--- start ---

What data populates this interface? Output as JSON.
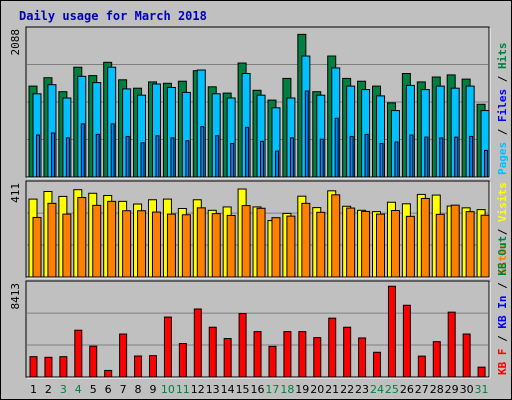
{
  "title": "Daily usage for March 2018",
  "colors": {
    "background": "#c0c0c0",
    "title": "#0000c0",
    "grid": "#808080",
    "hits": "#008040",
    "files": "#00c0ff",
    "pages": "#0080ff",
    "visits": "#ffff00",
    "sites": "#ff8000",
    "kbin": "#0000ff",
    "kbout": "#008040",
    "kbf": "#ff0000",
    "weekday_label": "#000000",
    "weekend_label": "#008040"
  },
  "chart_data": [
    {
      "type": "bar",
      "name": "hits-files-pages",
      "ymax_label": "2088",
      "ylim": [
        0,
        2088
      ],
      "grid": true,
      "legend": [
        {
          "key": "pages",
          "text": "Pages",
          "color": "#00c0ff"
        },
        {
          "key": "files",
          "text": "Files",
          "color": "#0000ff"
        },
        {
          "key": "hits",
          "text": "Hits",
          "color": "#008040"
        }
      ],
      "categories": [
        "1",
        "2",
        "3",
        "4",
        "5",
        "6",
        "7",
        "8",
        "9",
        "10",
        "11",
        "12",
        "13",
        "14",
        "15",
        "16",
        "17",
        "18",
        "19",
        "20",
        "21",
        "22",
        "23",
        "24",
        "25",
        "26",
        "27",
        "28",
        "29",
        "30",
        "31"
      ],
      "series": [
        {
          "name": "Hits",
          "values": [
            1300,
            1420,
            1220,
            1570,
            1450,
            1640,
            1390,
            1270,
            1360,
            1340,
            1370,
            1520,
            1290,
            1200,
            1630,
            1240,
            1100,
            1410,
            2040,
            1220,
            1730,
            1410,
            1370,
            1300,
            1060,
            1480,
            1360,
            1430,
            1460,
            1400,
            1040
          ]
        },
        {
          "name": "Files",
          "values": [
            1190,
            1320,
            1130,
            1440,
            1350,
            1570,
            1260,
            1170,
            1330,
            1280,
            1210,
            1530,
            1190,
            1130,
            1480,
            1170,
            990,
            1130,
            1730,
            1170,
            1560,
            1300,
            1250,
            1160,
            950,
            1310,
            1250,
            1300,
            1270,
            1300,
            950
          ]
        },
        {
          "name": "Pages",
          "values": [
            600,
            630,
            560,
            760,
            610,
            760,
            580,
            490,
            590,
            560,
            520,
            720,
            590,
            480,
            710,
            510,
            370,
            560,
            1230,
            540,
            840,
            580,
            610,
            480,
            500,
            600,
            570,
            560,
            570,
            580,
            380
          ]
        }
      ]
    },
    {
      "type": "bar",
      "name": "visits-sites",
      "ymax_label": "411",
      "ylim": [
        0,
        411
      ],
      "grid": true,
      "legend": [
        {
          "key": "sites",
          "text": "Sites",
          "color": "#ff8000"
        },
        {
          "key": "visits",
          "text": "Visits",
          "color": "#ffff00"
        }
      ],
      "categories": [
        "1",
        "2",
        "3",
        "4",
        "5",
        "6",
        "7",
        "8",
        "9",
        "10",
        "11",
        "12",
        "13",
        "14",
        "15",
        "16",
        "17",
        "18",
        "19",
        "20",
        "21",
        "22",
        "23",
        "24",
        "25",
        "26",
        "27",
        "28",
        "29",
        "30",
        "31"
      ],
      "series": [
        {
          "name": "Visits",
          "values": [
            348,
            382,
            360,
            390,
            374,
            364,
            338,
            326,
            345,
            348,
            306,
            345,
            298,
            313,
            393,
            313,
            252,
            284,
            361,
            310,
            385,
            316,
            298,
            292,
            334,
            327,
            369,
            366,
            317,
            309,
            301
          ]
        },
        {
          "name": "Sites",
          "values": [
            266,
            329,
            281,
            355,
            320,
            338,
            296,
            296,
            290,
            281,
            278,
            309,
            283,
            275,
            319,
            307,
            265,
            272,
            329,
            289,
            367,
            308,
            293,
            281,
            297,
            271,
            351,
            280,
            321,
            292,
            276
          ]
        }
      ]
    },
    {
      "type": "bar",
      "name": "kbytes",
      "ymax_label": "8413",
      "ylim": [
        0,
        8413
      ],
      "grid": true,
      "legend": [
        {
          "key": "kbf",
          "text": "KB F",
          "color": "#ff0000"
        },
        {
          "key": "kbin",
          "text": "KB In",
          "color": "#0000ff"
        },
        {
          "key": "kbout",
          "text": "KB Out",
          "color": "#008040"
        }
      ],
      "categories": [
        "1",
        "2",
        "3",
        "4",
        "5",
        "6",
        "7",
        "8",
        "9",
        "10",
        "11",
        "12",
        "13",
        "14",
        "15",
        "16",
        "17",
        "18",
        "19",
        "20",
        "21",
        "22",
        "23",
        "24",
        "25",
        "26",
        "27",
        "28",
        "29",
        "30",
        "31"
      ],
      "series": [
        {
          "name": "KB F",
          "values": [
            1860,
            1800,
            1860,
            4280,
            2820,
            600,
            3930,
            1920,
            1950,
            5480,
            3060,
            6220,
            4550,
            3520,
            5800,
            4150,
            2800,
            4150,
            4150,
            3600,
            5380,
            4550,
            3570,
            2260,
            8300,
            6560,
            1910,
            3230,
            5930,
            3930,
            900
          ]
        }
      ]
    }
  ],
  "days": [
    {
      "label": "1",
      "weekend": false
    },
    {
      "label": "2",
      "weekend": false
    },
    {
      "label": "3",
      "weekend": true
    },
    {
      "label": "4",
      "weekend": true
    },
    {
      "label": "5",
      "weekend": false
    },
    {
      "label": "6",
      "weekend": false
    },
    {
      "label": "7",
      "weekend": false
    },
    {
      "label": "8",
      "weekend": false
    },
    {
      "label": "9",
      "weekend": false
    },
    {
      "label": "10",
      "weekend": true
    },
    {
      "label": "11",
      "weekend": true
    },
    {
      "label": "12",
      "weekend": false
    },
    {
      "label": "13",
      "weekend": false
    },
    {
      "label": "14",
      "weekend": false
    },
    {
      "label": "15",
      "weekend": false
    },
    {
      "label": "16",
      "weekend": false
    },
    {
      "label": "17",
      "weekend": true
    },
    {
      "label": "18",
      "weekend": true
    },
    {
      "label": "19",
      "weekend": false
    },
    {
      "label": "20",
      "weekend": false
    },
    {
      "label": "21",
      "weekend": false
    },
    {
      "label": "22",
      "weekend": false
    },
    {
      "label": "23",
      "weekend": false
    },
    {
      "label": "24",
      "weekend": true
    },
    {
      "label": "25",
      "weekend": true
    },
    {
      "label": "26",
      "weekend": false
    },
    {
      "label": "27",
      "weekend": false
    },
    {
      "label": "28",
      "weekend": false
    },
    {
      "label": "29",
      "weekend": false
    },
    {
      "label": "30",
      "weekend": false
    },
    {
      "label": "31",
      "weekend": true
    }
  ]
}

--- end ---
--- start ---

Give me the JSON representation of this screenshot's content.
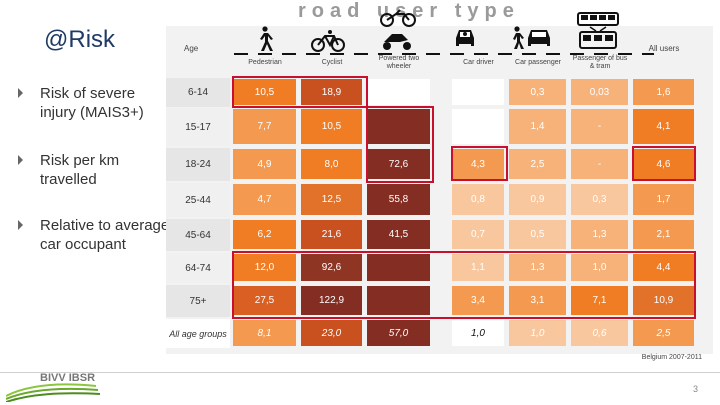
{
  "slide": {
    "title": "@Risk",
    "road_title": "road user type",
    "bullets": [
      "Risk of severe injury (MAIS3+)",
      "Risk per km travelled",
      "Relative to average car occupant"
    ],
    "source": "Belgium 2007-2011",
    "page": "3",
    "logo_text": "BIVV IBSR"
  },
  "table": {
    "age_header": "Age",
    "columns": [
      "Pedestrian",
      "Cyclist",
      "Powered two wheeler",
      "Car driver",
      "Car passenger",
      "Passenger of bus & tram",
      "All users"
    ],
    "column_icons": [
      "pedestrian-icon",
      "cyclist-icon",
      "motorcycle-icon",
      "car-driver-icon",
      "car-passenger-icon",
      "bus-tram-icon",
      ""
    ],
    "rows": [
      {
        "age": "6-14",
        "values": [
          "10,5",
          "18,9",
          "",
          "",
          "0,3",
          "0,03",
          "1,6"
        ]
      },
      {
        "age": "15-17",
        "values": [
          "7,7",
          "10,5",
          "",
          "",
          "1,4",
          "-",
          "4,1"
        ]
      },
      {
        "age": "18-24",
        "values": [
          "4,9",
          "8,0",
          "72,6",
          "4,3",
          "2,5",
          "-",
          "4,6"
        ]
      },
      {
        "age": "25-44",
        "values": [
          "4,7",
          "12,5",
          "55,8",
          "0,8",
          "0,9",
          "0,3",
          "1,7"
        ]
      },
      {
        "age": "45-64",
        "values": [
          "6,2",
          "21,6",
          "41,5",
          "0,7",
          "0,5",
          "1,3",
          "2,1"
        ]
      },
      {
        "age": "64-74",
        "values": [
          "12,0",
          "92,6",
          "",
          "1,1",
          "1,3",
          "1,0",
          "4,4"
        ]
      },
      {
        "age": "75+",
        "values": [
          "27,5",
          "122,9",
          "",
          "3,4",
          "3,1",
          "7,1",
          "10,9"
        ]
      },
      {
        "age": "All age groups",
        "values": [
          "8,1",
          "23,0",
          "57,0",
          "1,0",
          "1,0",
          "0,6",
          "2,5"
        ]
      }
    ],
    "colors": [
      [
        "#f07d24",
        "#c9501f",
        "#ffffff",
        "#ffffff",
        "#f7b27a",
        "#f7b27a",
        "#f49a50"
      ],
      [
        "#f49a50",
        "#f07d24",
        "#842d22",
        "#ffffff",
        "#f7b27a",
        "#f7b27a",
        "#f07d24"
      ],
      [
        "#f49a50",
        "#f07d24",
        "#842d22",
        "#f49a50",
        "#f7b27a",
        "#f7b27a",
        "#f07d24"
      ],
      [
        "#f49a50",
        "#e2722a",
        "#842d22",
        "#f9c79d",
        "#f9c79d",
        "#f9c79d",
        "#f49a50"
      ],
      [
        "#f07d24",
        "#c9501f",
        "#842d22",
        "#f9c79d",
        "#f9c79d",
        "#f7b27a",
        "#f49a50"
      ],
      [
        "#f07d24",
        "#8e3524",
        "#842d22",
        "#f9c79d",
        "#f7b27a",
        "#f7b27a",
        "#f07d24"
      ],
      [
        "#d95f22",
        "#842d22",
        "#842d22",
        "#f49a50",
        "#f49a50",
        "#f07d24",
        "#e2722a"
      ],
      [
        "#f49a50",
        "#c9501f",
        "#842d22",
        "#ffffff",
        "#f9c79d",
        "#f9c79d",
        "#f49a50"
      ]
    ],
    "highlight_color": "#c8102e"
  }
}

--- end ---

=== EXERCISE OBJECTIVE ===
Copy all lines of the listing above that contain the string "name".

=== ANSWER TO THE PROBLEM ===
      "name": "hits-files-pages",
          "name": "Hits",
          "name": "Files",
          "name": "Pages",
      "name": "visits-sites",
          "name": "Visits",
          "name": "Sites",
      "name": "kbytes",
          "name": "KB F",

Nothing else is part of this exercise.